**Exercises**
**1.** In the article on hotel operating structures, what does the abbreviation "Revpar" stand for?
**2.** Carry on the article on hotel operating structures, picking up after its last sentence.

:: Reading passage ::

Written By Craig Garbe and Shahrose Javed
With the global downturn in certain asset class valuations, hotels are experiencing something of a renaissance and have re-emerged as a preferred asset class. With challenges in all but the best in class and transit-oriented office properties, hotels are benefiting from strong demand and recovery in key segments like leisure and business travel. Canadian Revpar (revenue per available room, a key industry metric) averages have recently rebounded to pre-Covid levels, with 2025 projections looking higher still.
As the industry booms and demand increases, hotel operators are looking to establish new locations, and CRE (commercial real estate) owners are providing (or, frequently, repurposing) land and buildings to serve that need. But for both owners and operators alike, the key to unlocking value in this asset class comes in correctly determining and drafting an efficient and effective operating structure—one that incentivizes performance, rewards success and compensates each party for input. More often than not, that structure takes the form of a hotel management agreement. In this article we take a close look at these agreements—what are they, what are they not and what might they become.
Franchise/Licensing Agreements
But first, a word about franchising and licensing.
For corporate owned and managed hotel operators—whose management teams, intellectual property rights and reservation systems are run in-house—a franchise agreement is unlikely to be part of the structural picture, but for those hotel operators who license the brand, staff or other systems of a third party, a franchising or licensing agreement may exist.
CRE owners will want to ensure that, where their hotel operator is relying on a franchise or licensing agreement for some of its operational assets/rights, they have conducted proper diligence on such arrangements to ensure that their hotel operator will be able to continue operations for the duration of the term of agreement with the CRE owner. The agreement between CRE owner and hotel operator should contain representations and warranties with respect to the sufficiency and status of the franchising/licensing agreement, as well as covenants to maintain it in good standing—potentially even step-in/cure rights in favour of the CRE owner to ensure continuity and compliance. To the extent that any franchise/licensing agreement contains financial or performance metrics, the parties may also wish to consider parallel or equivalent metrics within the agreement between CRE owner and hotel operator to simplify reporting and ensure that the hotel operator has a consistent set of objectives.
These franchise/licensing agreements are not the place where the CRE owner and hotel operator set out the specific terms of their arrangement, but they do form an important part of the contextual background in which that arrangement will be formed. As such, careful consideration of their terms and conditions is critical to the proper creation of that arrangement.
Leases
So, if the franchise agreement is not home to the arrangement between CRE owner and hotel operator, what agreement is? One option is a real property lease.

:::
:: Material supplied ::

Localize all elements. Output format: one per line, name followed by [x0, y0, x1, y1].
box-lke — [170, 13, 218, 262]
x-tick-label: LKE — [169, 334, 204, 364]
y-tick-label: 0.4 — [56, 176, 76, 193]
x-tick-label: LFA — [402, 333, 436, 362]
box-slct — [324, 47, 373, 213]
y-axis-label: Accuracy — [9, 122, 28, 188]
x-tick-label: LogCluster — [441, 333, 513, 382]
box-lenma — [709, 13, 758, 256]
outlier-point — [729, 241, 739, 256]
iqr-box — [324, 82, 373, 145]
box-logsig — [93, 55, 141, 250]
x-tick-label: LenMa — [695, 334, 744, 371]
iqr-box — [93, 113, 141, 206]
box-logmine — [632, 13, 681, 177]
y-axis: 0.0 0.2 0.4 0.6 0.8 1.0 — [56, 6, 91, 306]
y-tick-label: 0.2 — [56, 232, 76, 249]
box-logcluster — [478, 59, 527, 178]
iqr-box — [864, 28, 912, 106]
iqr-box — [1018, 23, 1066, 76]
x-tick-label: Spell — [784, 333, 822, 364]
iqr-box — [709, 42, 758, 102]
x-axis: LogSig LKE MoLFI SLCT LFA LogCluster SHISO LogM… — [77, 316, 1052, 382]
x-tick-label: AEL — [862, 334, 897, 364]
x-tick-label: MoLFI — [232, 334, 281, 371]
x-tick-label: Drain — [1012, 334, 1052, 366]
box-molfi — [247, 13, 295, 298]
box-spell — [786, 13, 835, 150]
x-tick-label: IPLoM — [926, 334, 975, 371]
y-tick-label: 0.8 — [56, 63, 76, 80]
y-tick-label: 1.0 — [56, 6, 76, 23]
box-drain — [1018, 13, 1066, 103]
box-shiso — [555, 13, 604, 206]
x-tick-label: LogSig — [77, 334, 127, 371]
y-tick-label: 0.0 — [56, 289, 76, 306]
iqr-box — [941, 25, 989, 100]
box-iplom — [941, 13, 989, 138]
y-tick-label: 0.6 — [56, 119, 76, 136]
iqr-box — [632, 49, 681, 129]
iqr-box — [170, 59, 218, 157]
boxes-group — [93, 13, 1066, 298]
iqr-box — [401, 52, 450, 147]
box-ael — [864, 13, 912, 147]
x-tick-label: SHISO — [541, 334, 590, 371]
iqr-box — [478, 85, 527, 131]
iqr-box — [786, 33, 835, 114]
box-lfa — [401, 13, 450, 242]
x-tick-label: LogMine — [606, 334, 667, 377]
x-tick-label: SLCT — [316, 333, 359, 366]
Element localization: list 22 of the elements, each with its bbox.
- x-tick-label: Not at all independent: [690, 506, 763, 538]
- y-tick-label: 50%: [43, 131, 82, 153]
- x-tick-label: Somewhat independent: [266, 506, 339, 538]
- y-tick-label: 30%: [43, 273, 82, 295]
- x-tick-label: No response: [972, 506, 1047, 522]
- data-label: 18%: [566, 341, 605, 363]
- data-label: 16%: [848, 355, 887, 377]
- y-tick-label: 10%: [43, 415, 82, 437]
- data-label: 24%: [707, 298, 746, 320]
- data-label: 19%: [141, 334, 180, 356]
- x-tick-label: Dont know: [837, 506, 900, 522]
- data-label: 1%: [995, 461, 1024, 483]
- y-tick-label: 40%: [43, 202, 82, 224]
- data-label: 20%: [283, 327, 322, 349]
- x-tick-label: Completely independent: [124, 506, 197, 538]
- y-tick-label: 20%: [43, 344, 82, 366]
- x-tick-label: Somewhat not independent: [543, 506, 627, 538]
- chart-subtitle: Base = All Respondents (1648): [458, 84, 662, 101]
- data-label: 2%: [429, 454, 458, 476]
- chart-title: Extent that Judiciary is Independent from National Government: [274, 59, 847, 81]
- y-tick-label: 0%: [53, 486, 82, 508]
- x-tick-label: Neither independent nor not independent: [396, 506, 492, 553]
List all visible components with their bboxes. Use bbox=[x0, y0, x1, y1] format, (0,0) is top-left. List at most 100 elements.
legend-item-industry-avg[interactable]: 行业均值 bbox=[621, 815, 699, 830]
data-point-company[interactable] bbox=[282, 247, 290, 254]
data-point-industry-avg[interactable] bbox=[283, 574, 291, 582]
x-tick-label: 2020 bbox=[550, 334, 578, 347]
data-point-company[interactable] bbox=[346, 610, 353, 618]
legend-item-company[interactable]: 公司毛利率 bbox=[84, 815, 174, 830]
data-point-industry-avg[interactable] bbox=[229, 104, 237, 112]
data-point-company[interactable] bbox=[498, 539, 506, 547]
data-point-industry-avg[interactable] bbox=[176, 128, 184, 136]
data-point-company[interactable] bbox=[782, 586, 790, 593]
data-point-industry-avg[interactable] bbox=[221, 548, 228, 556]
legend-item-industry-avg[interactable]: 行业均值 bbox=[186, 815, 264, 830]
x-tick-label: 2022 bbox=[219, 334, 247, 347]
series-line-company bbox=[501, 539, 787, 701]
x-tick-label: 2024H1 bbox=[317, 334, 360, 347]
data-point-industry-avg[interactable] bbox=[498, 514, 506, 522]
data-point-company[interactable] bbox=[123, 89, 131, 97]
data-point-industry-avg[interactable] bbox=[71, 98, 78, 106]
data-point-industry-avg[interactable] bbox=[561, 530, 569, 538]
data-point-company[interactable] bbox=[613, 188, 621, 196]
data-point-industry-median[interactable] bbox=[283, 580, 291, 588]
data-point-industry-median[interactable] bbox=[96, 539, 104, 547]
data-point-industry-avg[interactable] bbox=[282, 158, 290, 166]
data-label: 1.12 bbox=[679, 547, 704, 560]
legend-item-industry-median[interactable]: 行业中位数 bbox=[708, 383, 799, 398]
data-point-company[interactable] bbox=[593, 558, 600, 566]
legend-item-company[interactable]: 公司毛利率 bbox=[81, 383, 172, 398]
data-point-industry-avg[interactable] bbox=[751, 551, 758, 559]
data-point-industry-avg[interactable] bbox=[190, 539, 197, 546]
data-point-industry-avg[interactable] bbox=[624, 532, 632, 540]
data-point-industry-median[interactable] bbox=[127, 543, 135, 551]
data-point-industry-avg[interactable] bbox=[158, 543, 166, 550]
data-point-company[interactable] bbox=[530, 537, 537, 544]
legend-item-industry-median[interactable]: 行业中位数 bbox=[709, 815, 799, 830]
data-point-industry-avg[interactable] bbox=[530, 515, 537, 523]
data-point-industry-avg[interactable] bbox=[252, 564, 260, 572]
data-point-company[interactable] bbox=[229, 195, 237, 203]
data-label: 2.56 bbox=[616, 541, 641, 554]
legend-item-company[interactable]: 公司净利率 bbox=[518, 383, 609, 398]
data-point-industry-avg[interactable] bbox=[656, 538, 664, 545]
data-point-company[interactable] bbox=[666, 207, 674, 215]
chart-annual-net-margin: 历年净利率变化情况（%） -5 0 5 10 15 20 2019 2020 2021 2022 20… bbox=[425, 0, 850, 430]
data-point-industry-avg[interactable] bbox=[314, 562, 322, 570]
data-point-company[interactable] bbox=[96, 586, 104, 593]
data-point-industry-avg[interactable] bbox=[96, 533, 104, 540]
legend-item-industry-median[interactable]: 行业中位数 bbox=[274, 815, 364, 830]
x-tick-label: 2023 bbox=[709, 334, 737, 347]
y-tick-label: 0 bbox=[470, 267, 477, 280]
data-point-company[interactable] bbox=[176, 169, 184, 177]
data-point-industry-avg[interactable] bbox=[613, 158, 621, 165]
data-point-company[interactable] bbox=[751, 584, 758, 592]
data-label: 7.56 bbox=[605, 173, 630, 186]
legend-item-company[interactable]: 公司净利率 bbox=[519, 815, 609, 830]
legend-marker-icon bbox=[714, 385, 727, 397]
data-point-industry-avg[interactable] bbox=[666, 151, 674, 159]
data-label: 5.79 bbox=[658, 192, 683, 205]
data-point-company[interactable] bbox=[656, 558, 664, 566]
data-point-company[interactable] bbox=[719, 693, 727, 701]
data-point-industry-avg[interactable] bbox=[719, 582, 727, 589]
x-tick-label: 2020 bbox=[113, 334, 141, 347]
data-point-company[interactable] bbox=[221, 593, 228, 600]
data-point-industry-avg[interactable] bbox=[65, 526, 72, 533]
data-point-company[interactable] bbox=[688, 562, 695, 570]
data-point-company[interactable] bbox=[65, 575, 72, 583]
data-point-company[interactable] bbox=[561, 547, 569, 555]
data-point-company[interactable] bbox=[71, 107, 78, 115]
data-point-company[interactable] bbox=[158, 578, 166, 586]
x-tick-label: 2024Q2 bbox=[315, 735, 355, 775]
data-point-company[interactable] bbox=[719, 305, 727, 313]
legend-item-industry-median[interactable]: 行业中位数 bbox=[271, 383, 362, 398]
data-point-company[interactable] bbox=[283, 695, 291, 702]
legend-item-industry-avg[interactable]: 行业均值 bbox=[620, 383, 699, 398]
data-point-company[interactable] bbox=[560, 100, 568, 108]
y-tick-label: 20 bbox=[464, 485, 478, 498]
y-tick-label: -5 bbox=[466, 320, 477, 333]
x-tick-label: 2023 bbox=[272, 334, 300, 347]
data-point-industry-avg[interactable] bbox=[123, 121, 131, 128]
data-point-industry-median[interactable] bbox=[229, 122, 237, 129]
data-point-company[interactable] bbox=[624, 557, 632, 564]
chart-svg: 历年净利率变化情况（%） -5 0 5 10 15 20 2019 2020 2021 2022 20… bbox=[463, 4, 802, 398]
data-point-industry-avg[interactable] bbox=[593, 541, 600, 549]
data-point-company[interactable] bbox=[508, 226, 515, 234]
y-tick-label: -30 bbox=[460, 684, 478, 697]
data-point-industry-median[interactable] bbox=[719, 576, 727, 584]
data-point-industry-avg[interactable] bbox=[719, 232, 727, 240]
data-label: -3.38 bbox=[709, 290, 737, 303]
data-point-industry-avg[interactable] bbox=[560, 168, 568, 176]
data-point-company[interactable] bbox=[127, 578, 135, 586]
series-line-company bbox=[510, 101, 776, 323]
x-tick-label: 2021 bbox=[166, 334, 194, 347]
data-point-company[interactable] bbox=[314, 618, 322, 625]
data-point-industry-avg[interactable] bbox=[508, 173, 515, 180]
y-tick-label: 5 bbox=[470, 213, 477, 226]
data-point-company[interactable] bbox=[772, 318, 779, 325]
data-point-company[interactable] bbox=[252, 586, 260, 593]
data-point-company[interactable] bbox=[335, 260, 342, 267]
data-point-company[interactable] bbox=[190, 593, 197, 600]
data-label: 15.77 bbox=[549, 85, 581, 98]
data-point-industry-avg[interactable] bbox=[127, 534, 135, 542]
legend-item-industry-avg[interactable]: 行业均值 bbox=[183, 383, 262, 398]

:::

**Answers for each item**
**1.** Revenue per available room.

**2.**
Leases are the bread and butter of CRE income producing assets—familiar turf for CRE owners and business operators alike. A real property lease is a powerful agreement which, by its nature, creates a legal real-property right in the lands and premises which are subject to the lease, and creates a common and well-established relationship of landlord and tenant between the two parties. On the tenant side, leases generate a registrable interest in land which protects the tenant against third parties, grants the tenant exclusive possession over a physical space, and limits the landlord’s ability to disrupt the tenant’s business. On the landlord side, leases create a clear and knowable rental payment obligation, define liability and end-of-term obligations, and give the landlord certain preferences in the event of a tenant insolvency.
Despite all of this, however, leases are infrequently used as the vehicle to create the owner-operator relationship—and with good reason. For all their benefits, leases tend to create a division of the business relationship between landlord and tenant that is more pronounced than tends to be beneficial in the hotel space. For hotel operators, a lease with fixed rent obligation per square foot creates a disproportionate risk in the event of an industry slowdown, given the large floor space needed for hotel operation; and for CRE owners, per square foot rent doesn’t capture all the income upside (nor compensate adequately for building deterioration) during periods of high demand. Even percentage rent concepts—whereby landlords are entitled to fixed percentages of tenant income—tend to not be sufficiently detailed to capture the ‘gross revenue less expenses/fees’ concepts that have become common in the hotel asset class. Other typical lease concepts such as the division of insurance obligations, additional rent splitting and end of term restoration also do not necessarily reflect the business arrangement that tends to maximize profitability in hotel operations, and so require heavy modification in order to fit in the hotel context.
The supposed benefits of a lease are also, where a hotel is involved, not preferred. Security of tenure vis-à-vis third-party land purchasers is not as great risk for a hotel operator (where the real value of land comes from the operation of the hotel business), so lease registration does not carry the same weight. Likewise on the landlord side, the meager insolvency protections for the landlord are less important where rental income fluctuates seasonally and is derived mainly from the operating business.
Ultimately—though leases win for familiarity—the interplay between CRE owners and hotel operators over the years has evolved into a form of agreement that preserves the most useful parts of a lease, discards the irrelevant parts, and adds new and important hotel-specific provisions: the hotel management agreement.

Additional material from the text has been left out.